**Description of the task**
Emit the entire listing verbatim.

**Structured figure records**

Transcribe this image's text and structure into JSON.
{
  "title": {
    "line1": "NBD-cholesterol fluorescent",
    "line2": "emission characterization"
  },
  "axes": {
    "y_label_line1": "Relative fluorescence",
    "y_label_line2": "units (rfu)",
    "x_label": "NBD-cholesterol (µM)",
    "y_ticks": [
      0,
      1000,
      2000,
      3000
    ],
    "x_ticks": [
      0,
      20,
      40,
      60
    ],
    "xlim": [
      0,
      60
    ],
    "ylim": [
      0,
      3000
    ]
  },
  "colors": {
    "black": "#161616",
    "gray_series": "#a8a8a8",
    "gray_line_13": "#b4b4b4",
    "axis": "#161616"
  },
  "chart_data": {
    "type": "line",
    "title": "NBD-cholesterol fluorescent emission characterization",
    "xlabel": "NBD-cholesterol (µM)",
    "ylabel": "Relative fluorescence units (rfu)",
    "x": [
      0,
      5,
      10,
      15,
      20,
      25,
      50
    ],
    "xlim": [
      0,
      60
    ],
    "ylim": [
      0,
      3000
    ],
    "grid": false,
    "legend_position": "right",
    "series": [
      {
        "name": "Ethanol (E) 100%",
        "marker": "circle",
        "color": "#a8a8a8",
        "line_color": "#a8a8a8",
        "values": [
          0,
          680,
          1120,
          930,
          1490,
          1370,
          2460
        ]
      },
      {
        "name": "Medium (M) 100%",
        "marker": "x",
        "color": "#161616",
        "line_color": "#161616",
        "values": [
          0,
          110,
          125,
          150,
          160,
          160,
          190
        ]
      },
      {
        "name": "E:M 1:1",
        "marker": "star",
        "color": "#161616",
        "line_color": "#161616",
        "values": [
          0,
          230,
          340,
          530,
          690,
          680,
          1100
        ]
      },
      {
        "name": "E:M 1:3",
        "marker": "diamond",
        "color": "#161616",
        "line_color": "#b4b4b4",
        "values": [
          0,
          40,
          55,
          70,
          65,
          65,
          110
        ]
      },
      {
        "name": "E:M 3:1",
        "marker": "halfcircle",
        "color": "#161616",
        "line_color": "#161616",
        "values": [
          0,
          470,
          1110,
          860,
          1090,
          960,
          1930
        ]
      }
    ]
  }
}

**Solved problem**
Transcribe this image's text and structure into JSON.
{
  "title": {
    "line1": "NBD-cholesterol fluorescent",
    "line2": "emission characterization"
  },
  "axes": {
    "y_label_line1": "Relative fluorescence",
    "y_label_line2": "units (rfu)",
    "x_label": "NBD-cholesterol (µM)",
    "y_ticks": [
      0,
      1000,
      2000,
      3000
    ],
    "x_ticks": [
      0,
      20,
      40,
      60
    ],
    "xlim": [
      0,
      60
    ],
    "ylim": [
      0,
      3000
    ]
  },
  "colors": {
    "black": "#161616",
    "gray_series": "#a8a8a8",
    "gray_line_13": "#b4b4b4",
    "axis": "#161616"
  },
  "chart_data": {
    "type": "line",
    "title": "NBD-cholesterol fluorescent emission characterization",
    "xlabel": "NBD-cholesterol (µM)",
    "ylabel": "Relative fluorescence units (rfu)",
    "x": [
      0,
      5,
      10,
      15,
      20,
      25,
      50
    ],
    "xlim": [
      0,
      60
    ],
    "ylim": [
      0,
      3000
    ],
    "grid": false,
    "legend_position": "right",
    "series": [
      {
        "name": "Ethanol (E) 100%",
        "marker": "circle",
        "color": "#a8a8a8",
        "line_color": "#a8a8a8",
        "values": [
          0,
          680,
          1120,
          930,
          1490,
          1370,
          2460
        ]
      },
      {
        "name": "Medium (M) 100%",
        "marker": "x",
        "color": "#161616",
        "line_color": "#161616",
        "values": [
          0,
          110,
          125,
          150,
          160,
          160,
          190
        ]
      },
      {
        "name": "E:M 1:1",
        "marker": "star",
        "color": "#161616",
        "line_color": "#161616",
        "values": [
          0,
          230,
          340,
          530,
          690,
          680,
          1100
        ]
      },
      {
        "name": "E:M 1:3",
        "marker": "diamond",
        "color": "#161616",
        "line_color": "#b4b4b4",
        "values": [
          0,
          40,
          55,
          70,
          65,
          65,
          110
        ]
      },
      {
        "name": "E:M 3:1",
        "marker": "halfcircle",
        "color": "#161616",
        "line_color": "#161616",
        "values": [
          0,
          470,
          1110,
          860,
          1090,
          960,
          1930
        ]
      }
    ]
  }
}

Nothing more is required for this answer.